▶ _What the task requires_
Write out each line in which the string "right" is present.

-*-

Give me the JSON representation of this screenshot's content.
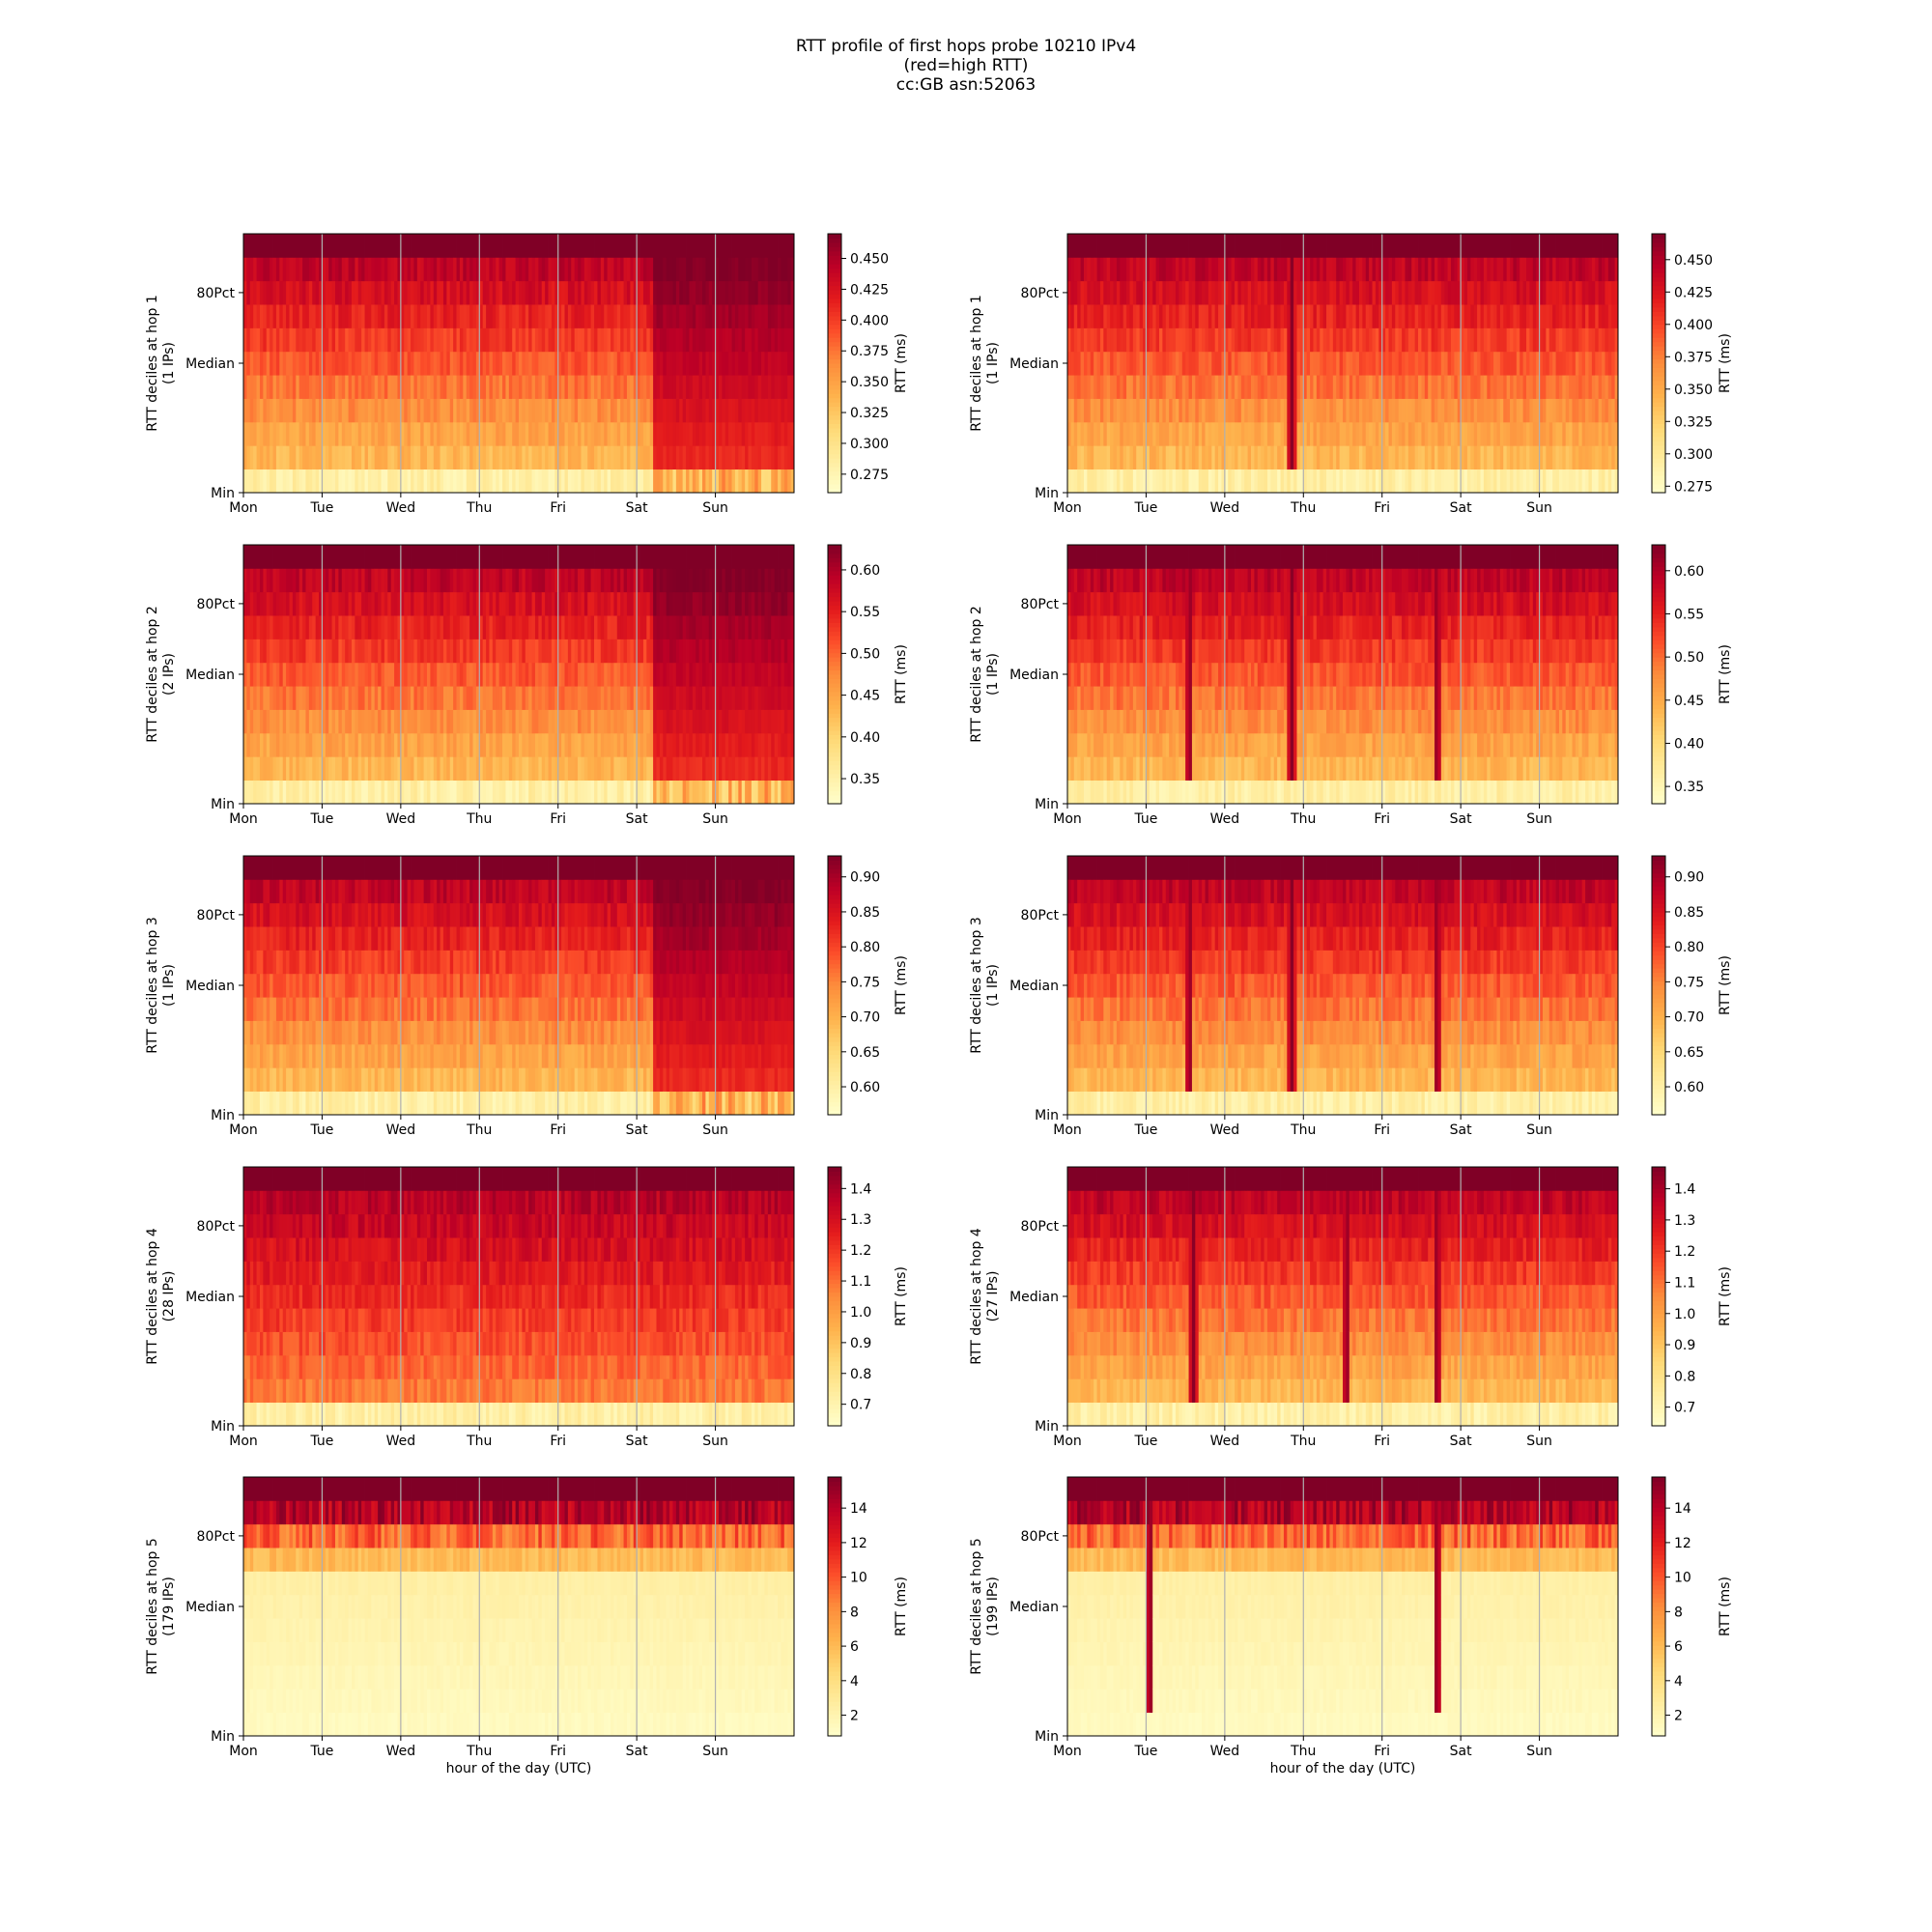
{
  "figure": {
    "title_lines": [
      "RTT profile of first hops probe 10210 IPv4",
      "(red=high RTT)",
      "cc:GB asn:52063"
    ]
  },
  "colormap": {
    "name": "YlOrRd",
    "stops": [
      "#ffffcc",
      "#ffeda0",
      "#fed976",
      "#feb24c",
      "#fd8d3c",
      "#fc4e2a",
      "#e31a1c",
      "#bd0026",
      "#800026"
    ]
  },
  "chart_data": [
    {
      "type": "heatmap",
      "panel": "hop-1-left",
      "ylabel": [
        "RTT deciles at hop 1",
        "(1 IPs)"
      ],
      "xlabel": "",
      "x_ticks": [
        "Mon",
        "Tue",
        "Wed",
        "Thu",
        "Fri",
        "Sat",
        "Sun"
      ],
      "y_ticks": [
        "Min",
        "Median",
        "80Pct"
      ],
      "grid": "vertical lines at each day",
      "colorbar": {
        "label": "RTT (ms)",
        "range": [
          0.26,
          0.47
        ],
        "ticks": [
          "0.275",
          "0.300",
          "0.325",
          "0.350",
          "0.375",
          "0.400",
          "0.425",
          "0.450"
        ]
      },
      "profile": "hi_mon_sat",
      "regime_change_day": 5.2,
      "deciles": 11
    },
    {
      "type": "heatmap",
      "panel": "hop-1-right",
      "ylabel": [
        "RTT deciles at hop 1",
        "(1 IPs)"
      ],
      "xlabel": "",
      "x_ticks": [
        "Mon",
        "Tue",
        "Wed",
        "Thu",
        "Fri",
        "Sat",
        "Sun"
      ],
      "y_ticks": [
        "Min",
        "Median",
        "80Pct"
      ],
      "grid": "vertical lines at each day",
      "colorbar": {
        "label": "RTT (ms)",
        "range": [
          0.27,
          0.47
        ],
        "ticks": [
          "0.275",
          "0.300",
          "0.325",
          "0.350",
          "0.375",
          "0.400",
          "0.425",
          "0.450"
        ]
      },
      "profile": "steady",
      "spike_days": [
        2.85
      ],
      "deciles": 11
    },
    {
      "type": "heatmap",
      "panel": "hop-2-left",
      "ylabel": [
        "RTT deciles at hop 2",
        "(2 IPs)"
      ],
      "xlabel": "",
      "x_ticks": [
        "Mon",
        "Tue",
        "Wed",
        "Thu",
        "Fri",
        "Sat",
        "Sun"
      ],
      "y_ticks": [
        "Min",
        "Median",
        "80Pct"
      ],
      "grid": "vertical lines at each day",
      "colorbar": {
        "label": "RTT (ms)",
        "range": [
          0.32,
          0.63
        ],
        "ticks": [
          "0.35",
          "0.40",
          "0.45",
          "0.50",
          "0.55",
          "0.60"
        ]
      },
      "profile": "hi_mon_sat",
      "regime_change_day": 5.2,
      "deciles": 11
    },
    {
      "type": "heatmap",
      "panel": "hop-2-right",
      "ylabel": [
        "RTT deciles at hop 2",
        "(1 IPs)"
      ],
      "xlabel": "",
      "x_ticks": [
        "Mon",
        "Tue",
        "Wed",
        "Thu",
        "Fri",
        "Sat",
        "Sun"
      ],
      "y_ticks": [
        "Min",
        "Median",
        "80Pct"
      ],
      "grid": "vertical lines at each day",
      "colorbar": {
        "label": "RTT (ms)",
        "range": [
          0.33,
          0.63
        ],
        "ticks": [
          "0.35",
          "0.40",
          "0.45",
          "0.50",
          "0.55",
          "0.60"
        ]
      },
      "profile": "steady",
      "spike_days": [
        1.55,
        2.85,
        4.7
      ],
      "deciles": 11
    },
    {
      "type": "heatmap",
      "panel": "hop-3-left",
      "ylabel": [
        "RTT deciles at hop 3",
        "(1 IPs)"
      ],
      "xlabel": "",
      "x_ticks": [
        "Mon",
        "Tue",
        "Wed",
        "Thu",
        "Fri",
        "Sat",
        "Sun"
      ],
      "y_ticks": [
        "Min",
        "Median",
        "80Pct"
      ],
      "grid": "vertical lines at each day",
      "colorbar": {
        "label": "RTT (ms)",
        "range": [
          0.56,
          0.93
        ],
        "ticks": [
          "0.60",
          "0.65",
          "0.70",
          "0.75",
          "0.80",
          "0.85",
          "0.90"
        ]
      },
      "profile": "hi_mon_sat",
      "regime_change_day": 5.2,
      "deciles": 11
    },
    {
      "type": "heatmap",
      "panel": "hop-3-right",
      "ylabel": [
        "RTT deciles at hop 3",
        "(1 IPs)"
      ],
      "xlabel": "",
      "x_ticks": [
        "Mon",
        "Tue",
        "Wed",
        "Thu",
        "Fri",
        "Sat",
        "Sun"
      ],
      "y_ticks": [
        "Min",
        "Median",
        "80Pct"
      ],
      "grid": "vertical lines at each day",
      "colorbar": {
        "label": "RTT (ms)",
        "range": [
          0.56,
          0.93
        ],
        "ticks": [
          "0.60",
          "0.65",
          "0.70",
          "0.75",
          "0.80",
          "0.85",
          "0.90"
        ]
      },
      "profile": "steady",
      "spike_days": [
        1.55,
        2.85,
        4.7
      ],
      "deciles": 11
    },
    {
      "type": "heatmap",
      "panel": "hop-4-left",
      "ylabel": [
        "RTT deciles at hop 4",
        "(28 IPs)"
      ],
      "xlabel": "",
      "x_ticks": [
        "Mon",
        "Tue",
        "Wed",
        "Thu",
        "Fri",
        "Sat",
        "Sun"
      ],
      "y_ticks": [
        "Min",
        "Median",
        "80Pct"
      ],
      "grid": "vertical lines at each day",
      "colorbar": {
        "label": "RTT (ms)",
        "range": [
          0.63,
          1.47
        ],
        "ticks": [
          "0.7",
          "0.8",
          "0.9",
          "1.0",
          "1.1",
          "1.2",
          "1.3",
          "1.4"
        ]
      },
      "profile": "elevated",
      "deciles": 11
    },
    {
      "type": "heatmap",
      "panel": "hop-4-right",
      "ylabel": [
        "RTT deciles at hop 4",
        "(27 IPs)"
      ],
      "xlabel": "",
      "x_ticks": [
        "Mon",
        "Tue",
        "Wed",
        "Thu",
        "Fri",
        "Sat",
        "Sun"
      ],
      "y_ticks": [
        "Min",
        "Median",
        "80Pct"
      ],
      "grid": "vertical lines at each day",
      "colorbar": {
        "label": "RTT (ms)",
        "range": [
          0.64,
          1.47
        ],
        "ticks": [
          "0.7",
          "0.8",
          "0.9",
          "1.0",
          "1.1",
          "1.2",
          "1.3",
          "1.4"
        ]
      },
      "profile": "steady",
      "spike_days": [
        1.6,
        3.55,
        4.7
      ],
      "deciles": 11
    },
    {
      "type": "heatmap",
      "panel": "hop-5-left",
      "ylabel": [
        "RTT deciles at hop 5",
        "(179 IPs)"
      ],
      "xlabel": "hour of the day (UTC)",
      "x_ticks": [
        "Mon",
        "Tue",
        "Wed",
        "Thu",
        "Fri",
        "Sat",
        "Sun"
      ],
      "y_ticks": [
        "Min",
        "Median",
        "80Pct"
      ],
      "grid": "vertical lines at each day",
      "colorbar": {
        "label": "RTT (ms)",
        "range": [
          0.8,
          15.8
        ],
        "ticks": [
          "2",
          "4",
          "6",
          "8",
          "10",
          "12",
          "14"
        ]
      },
      "profile": "skewed",
      "deciles": 11
    },
    {
      "type": "heatmap",
      "panel": "hop-5-right",
      "ylabel": [
        "RTT deciles at hop 5",
        "(199 IPs)"
      ],
      "xlabel": "hour of the day (UTC)",
      "x_ticks": [
        "Mon",
        "Tue",
        "Wed",
        "Thu",
        "Fri",
        "Sat",
        "Sun"
      ],
      "y_ticks": [
        "Min",
        "Median",
        "80Pct"
      ],
      "grid": "vertical lines at each day",
      "colorbar": {
        "label": "RTT (ms)",
        "range": [
          0.8,
          15.8
        ],
        "ticks": [
          "2",
          "4",
          "6",
          "8",
          "10",
          "12",
          "14"
        ]
      },
      "profile": "skewed",
      "spike_days": [
        1.05,
        4.7
      ],
      "deciles": 11
    }
  ]
}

-*-

▶ _Solution_
      "panel": "hop-1-right",
      "panel": "hop-2-right",
      "panel": "hop-3-right",
      "panel": "hop-4-right",
      "panel": "hop-5-right",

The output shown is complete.